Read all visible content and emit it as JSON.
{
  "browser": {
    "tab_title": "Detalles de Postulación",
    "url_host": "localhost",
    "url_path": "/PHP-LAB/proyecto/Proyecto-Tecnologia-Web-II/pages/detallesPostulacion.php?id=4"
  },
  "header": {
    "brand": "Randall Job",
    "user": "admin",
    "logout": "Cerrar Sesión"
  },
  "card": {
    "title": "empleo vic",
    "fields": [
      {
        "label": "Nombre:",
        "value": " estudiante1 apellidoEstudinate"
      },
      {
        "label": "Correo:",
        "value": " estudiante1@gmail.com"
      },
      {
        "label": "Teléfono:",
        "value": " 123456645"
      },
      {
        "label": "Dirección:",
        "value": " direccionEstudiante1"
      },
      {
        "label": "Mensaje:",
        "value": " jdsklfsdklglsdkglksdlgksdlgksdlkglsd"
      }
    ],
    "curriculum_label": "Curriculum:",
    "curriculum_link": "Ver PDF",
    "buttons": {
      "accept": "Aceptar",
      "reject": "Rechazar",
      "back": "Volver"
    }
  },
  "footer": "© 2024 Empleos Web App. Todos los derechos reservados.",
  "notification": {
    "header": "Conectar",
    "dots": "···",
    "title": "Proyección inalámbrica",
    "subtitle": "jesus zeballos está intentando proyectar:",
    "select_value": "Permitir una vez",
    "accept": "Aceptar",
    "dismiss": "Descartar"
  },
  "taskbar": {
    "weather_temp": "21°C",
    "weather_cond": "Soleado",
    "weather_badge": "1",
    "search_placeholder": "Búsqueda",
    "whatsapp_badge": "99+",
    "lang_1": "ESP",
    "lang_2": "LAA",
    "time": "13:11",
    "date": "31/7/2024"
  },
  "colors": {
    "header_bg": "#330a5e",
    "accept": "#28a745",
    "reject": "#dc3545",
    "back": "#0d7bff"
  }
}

• **Directive**:
From the records given above, copy all lines containing "accept".

• **Solution to this task**:
      "accept": "Aceptar",
    "accept": "Aceptar",
    "accept": "#28a745",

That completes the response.